Exercise aim: Report how many lines below contain the word "TradeWave". Give only the number.

Supplied data:
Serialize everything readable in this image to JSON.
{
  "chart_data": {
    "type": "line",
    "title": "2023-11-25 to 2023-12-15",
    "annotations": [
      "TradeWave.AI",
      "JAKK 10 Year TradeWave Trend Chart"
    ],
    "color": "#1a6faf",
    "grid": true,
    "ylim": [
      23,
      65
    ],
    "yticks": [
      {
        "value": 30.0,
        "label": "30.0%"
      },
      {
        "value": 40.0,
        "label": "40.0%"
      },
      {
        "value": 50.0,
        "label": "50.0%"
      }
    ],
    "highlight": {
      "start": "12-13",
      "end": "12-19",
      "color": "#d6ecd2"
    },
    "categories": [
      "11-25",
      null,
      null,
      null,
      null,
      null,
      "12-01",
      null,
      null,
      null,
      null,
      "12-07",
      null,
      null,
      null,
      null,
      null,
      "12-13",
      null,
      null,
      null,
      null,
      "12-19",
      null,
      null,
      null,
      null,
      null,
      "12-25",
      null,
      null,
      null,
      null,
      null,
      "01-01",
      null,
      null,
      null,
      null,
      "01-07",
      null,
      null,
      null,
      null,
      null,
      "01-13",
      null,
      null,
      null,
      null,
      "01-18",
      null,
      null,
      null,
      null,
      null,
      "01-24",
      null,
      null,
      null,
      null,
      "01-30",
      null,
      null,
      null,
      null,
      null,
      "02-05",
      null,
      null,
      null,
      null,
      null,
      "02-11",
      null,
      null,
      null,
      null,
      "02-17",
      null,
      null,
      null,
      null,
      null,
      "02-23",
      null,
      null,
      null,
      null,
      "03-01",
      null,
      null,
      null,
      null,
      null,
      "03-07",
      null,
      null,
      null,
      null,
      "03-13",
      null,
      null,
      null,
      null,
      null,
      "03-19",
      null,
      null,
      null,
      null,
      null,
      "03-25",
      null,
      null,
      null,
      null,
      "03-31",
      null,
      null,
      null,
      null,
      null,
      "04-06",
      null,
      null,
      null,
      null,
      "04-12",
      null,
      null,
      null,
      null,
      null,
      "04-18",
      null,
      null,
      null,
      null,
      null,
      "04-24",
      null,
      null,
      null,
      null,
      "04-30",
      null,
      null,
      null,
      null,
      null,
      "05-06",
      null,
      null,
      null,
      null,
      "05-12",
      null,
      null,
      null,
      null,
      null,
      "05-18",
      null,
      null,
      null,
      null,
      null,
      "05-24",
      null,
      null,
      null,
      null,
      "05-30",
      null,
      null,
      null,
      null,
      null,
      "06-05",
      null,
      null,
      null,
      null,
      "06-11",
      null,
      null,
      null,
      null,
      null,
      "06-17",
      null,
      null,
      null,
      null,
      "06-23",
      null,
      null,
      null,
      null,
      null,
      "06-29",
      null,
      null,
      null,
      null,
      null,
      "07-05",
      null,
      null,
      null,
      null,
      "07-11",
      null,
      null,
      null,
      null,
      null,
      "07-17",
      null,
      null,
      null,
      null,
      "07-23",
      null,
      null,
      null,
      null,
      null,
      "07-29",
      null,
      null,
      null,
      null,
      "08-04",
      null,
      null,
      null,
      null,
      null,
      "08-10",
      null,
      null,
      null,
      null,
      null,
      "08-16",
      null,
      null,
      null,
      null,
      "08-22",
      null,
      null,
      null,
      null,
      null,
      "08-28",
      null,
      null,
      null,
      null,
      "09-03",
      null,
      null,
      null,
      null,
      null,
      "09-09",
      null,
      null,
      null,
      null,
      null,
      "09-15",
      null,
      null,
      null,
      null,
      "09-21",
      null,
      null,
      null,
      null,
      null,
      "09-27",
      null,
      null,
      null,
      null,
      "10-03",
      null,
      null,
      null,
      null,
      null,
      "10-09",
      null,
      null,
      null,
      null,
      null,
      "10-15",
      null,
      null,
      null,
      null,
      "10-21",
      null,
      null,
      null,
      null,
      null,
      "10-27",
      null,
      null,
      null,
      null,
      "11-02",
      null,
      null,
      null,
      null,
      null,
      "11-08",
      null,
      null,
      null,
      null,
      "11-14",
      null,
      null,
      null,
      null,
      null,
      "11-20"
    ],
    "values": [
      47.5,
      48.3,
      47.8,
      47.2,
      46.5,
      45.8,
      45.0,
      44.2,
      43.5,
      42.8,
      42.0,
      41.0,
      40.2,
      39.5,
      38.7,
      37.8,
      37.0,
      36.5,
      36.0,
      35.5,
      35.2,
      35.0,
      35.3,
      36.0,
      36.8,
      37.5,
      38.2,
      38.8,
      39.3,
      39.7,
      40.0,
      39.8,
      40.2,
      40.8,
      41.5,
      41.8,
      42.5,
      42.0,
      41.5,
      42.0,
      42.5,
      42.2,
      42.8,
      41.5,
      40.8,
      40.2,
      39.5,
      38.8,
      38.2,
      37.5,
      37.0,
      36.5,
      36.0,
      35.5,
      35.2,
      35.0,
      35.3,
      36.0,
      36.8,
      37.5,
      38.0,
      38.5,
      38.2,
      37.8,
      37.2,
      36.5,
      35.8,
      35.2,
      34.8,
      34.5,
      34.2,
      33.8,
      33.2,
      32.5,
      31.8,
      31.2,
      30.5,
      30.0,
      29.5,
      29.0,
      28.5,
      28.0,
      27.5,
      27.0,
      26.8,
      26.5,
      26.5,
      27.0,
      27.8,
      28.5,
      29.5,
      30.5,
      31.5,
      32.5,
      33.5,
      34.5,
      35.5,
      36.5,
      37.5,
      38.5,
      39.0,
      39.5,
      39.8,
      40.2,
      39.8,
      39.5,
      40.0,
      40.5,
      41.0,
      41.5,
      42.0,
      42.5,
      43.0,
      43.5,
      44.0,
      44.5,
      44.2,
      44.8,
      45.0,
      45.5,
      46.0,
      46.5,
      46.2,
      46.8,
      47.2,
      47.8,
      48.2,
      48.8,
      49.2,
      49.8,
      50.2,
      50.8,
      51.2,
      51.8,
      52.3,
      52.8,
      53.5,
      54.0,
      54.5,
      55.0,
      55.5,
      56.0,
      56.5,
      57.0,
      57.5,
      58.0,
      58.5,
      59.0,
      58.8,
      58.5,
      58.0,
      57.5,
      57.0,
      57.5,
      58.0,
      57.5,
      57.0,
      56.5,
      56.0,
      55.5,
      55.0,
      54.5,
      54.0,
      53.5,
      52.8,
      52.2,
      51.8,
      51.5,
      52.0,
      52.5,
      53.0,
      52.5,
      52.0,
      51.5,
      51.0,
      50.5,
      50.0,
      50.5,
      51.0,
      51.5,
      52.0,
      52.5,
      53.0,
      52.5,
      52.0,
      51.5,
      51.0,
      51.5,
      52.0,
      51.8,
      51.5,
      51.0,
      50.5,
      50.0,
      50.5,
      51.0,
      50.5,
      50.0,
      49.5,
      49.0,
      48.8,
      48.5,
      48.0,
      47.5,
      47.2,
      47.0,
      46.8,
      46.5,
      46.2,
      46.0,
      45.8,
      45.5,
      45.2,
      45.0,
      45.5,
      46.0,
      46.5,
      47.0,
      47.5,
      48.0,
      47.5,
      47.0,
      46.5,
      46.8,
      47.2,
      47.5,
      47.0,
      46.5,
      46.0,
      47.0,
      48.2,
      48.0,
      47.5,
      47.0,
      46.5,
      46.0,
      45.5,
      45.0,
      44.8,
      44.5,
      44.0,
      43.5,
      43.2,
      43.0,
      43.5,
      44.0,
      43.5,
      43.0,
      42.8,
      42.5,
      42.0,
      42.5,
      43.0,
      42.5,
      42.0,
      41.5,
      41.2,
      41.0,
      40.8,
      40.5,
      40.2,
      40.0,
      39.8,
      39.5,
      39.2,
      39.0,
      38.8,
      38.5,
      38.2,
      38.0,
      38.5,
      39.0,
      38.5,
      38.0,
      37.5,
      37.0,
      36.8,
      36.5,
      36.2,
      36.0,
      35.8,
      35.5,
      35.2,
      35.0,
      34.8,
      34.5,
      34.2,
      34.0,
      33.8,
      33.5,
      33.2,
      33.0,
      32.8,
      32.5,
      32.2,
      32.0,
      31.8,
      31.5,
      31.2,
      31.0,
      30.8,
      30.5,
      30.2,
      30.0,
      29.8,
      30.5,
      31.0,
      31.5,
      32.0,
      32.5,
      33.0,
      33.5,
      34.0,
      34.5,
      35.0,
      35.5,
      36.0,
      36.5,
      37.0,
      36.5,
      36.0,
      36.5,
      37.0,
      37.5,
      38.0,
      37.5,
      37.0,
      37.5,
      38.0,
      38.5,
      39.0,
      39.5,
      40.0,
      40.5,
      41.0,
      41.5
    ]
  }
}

Answer to this problem: 2